» **Request A**:
Please lay out the entries as a Markdown table with the columns Row and Line, covering everything from the first entry through the line containing "show-more-replies-button[interactable]: 返信をさらに表示 —". Number each row and leave out blank lines.
Start Supplied text
During the course of the execution proceedings the Ajmer State was also integrated with the State of Rajasthan. It cannot be disputed that alter the integration of Ajmer in Rajasthan decrees of the courts of the erstwhile Ajmer State would be deemed to be the decrees of the Rajasthan State and, as such, would be executable in any part of Rajasthan. But the point which was raised in this case is: whether the decree which was transferred before the integration of Ajmer with Rajasthan and in respect of which the application for execution was pending should be allowed to be executed since the decree when it was passed was a decree of foreign court and had not been validly transferred to the court of Nimbera or the court at Chittor, the judgment-debtor having never submitted to the jurisdiction of the Ajmer Court.

3. Mr. Joshi’s contention for the appellant is that the application for execution which was presented in a court in Rajasthan prior to the integration of Ajmer with Rajasthan was not a proper application for execution and the proceedings for execution based thereon were, therefore, not maintainable. In support of his contention, he relies upon a Division Bench judgment of this Court in Manakchand v. Shambhoo Singh, ILR (1958) 8 Raj 591.

The learned Advocate for the respondent, Mr. Murli Manohar, contends that according to the Full Bench decision of this Court reported in Laxmichand v. Mst. Tipuri, ILR (1950). 6 Raj 236 : ((S) AIR. 1956 Raj. 81) (FB), the decree should be taken to have been validly transferred by the then Ajmer Court to a court in Rajasthan; and since during the pendency of the application for execution Ajmer became a part of Rajasthan, the decree became executable unconditionally in any part of the State and it was no longer open to the judgment-debtor to raise the plea that the decree was in executable on account of its having been passed by a foreign court to whose jurisdiction he had not submitted. As there was some conflict between the decision of the Division Bench relied upon by Mr. Joshi and the Full Bench decision of this Court, Chhangani J. referred the matter to a larger Bench and, eventually, the case was set down for hearing before a Full Bench.

4. We are of opinion that the earlier Full Bench decision concludes the matter and there is hardly any escape from the position that the decree now is executable just as the decree of any other court in Rajasthan; and no objection can be raised on the ground that the Ajmer Court was a foreign court and the decree was not validly transferred for execution to the Court at Nimbera or for the matter of that to the Court at Chittor. To illustrate the point it would be just enough to refer to the dictum of their Lordships in the earlier Full Bench case which is as follows :

“Now under Section 5 all courts constituted under the laws in force in the covenanting States were deemed to have been constituted under this Ordinance. Section 5 (1), therefore, does not merely continue the courts which were existing from before. On the other hand, it says that the courts, which were existing from before, shall be deemed to have been constituted under this Ordinance passed by the new State of Rajasthan.
End Supplied text
Start Available data
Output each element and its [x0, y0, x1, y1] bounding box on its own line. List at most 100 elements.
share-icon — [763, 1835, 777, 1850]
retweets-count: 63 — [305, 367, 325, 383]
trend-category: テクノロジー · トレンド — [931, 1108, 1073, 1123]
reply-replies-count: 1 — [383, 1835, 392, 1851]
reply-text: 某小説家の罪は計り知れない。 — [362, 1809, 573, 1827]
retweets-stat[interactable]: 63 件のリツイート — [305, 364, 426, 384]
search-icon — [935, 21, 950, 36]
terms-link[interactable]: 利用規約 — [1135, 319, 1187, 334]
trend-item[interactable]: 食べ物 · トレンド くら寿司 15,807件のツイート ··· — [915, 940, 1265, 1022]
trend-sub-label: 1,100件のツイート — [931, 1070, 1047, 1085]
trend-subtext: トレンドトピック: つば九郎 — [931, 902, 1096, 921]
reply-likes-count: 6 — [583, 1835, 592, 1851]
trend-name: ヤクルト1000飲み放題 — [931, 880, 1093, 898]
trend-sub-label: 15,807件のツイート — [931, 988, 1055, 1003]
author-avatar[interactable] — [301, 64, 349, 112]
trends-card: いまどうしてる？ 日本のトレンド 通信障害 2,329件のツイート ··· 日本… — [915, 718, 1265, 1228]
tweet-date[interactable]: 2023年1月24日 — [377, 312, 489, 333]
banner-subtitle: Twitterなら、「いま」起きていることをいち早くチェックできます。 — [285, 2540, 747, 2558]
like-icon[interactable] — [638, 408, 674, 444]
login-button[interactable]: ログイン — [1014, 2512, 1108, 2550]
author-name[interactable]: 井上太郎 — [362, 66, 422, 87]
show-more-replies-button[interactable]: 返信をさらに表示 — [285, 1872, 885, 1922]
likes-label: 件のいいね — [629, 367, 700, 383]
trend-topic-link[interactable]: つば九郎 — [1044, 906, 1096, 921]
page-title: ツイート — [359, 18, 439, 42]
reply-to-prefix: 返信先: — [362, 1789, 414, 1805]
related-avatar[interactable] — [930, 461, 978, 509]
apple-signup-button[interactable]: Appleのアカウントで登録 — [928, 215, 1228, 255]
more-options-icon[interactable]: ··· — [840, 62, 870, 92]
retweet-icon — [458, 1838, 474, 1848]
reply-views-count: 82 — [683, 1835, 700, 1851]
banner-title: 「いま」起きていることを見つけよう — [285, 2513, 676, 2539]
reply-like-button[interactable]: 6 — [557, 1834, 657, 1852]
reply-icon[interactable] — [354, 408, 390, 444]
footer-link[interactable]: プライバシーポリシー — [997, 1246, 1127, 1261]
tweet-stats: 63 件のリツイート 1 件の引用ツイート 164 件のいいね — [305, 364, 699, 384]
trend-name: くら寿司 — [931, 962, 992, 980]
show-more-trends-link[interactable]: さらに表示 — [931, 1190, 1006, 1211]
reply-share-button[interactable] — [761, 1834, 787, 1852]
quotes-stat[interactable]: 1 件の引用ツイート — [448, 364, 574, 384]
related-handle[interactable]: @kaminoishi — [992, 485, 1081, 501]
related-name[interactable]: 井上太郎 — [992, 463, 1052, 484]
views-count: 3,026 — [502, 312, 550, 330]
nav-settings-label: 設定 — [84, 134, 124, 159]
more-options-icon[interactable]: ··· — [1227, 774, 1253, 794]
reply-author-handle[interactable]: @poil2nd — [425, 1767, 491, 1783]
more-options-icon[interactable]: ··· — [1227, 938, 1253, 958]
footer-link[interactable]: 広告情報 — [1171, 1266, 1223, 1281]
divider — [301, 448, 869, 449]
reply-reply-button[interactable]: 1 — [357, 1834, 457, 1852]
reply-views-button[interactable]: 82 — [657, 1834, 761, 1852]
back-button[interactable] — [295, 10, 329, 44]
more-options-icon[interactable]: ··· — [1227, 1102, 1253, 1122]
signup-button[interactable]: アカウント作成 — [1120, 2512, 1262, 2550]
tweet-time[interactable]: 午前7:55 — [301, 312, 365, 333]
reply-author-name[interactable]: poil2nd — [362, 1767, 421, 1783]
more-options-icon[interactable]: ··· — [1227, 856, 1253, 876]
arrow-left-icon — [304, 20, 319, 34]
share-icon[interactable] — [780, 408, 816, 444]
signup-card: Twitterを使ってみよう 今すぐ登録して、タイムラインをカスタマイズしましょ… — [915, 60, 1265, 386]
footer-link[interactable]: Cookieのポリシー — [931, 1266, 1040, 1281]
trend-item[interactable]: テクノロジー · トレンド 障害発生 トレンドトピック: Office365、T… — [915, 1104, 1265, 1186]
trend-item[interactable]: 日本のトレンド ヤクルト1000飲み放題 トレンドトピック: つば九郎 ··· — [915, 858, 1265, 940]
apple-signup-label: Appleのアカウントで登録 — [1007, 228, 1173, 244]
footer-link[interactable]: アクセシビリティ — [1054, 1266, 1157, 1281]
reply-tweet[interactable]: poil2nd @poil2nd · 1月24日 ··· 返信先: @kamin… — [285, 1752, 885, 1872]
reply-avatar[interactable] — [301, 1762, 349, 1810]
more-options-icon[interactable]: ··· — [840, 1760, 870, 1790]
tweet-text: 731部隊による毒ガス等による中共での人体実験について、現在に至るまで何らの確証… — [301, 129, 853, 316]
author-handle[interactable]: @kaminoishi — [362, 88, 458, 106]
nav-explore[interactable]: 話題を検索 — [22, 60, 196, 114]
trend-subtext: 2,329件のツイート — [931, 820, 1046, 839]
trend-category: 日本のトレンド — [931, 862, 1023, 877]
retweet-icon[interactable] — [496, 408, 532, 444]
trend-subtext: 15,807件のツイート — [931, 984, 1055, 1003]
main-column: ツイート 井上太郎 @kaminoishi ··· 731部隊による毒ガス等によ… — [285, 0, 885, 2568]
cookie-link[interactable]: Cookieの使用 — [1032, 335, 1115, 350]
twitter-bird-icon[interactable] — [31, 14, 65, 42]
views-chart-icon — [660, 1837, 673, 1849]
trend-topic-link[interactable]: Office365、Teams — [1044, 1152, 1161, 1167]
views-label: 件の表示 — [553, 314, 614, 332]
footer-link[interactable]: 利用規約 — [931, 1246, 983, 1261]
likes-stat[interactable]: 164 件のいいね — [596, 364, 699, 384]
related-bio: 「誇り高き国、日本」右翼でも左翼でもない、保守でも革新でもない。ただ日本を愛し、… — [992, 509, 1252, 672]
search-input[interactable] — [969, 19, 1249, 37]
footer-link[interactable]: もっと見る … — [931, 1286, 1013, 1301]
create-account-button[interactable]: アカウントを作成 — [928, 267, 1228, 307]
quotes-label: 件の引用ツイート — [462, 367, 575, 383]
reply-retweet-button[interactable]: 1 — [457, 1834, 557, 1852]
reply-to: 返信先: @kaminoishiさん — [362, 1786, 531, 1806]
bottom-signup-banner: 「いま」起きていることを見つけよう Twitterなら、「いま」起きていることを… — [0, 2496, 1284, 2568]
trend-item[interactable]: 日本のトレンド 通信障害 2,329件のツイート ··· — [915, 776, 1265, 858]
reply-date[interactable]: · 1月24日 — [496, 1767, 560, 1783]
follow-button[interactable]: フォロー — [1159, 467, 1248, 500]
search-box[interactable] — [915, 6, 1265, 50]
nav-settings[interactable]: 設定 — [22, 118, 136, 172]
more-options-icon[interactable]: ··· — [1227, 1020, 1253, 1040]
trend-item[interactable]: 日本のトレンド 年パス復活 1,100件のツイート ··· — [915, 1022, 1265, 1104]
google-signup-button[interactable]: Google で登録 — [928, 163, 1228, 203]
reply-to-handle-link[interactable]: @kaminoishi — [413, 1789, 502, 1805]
End Available data
» **Request B**:
In the court judgment on executing the Ajmer decree, which judge referred the matter to a larger Bench?

» **Right answer A**:
| Row | Line |
|---|---|
| 1 | Output each element and its [x0, y0, x1, y1] bounding box on its own line. List at most 100 elements. |
| 2 | share-icon — [763, 1835, 777, 1850] |
| 3 | retweets-count: 63 — [305, 367, 325, 383] |
| 4 | trend-category: テクノロジー · トレンド — [931, 1108, 1073, 1123] |
| 5 | reply-replies-count: 1 — [383, 1835, 392, 1851] |
| 6 | reply-text: 某小説家の罪は計り知れない。 — [362, 1809, 573, 1827] |
| 7 | retweets-stat[interactable]: 63 件のリツイート — [305, 364, 426, 384] |
| 8 | search-icon — [935, 21, 950, 36] |
| 9 | terms-link[interactable]: 利用規約 — [1135, 319, 1187, 334] |
| 10 | trend-item[interactable]: 食べ物 · トレンド くら寿司 15,807件のツイート ··· — [915, 940, 1265, 1022] |
| 11 | trend-sub-label: 1,100件のツイート — [931, 1070, 1047, 1085] |
| 12 | trend-subtext: トレンドトピック: つば九郎 — [931, 902, 1096, 921] |
| 13 | reply-likes-count: 6 — [583, 1835, 592, 1851] |
| 14 | trend-name: ヤクルト1000飲み放題 — [931, 880, 1093, 898] |
| 15 | trend-sub-label: 15,807件のツイート — [931, 988, 1055, 1003] |
| 16 | author-avatar[interactable] — [301, 64, 349, 112] |
| 17 | trends-card: いまどうしてる？ 日本のトレンド 通信障害 2,329件のツイート ··· 日本… — [915, 718, 1265, 1228] |
| 18 | tweet-date[interactable]: 2023年1月24日 — [377, 312, 489, 333] |
| 19 | banner-subtitle: Twitterなら、「いま」起きていることをいち早くチェックできます。 — [285, 2540, 747, 2558] |
| 20 | like-icon[interactable] — [638, 408, 674, 444] |
| 21 | login-button[interactable]: ログイン — [1014, 2512, 1108, 2550] |
| 22 | author-name[interactable]: 井上太郎 — [362, 66, 422, 87] |
| 23 | show-more-replies-button[interactable]: 返信をさらに表示 — [285, 1872, 885, 1922] |

» **Right answer B**:
Chhangani J.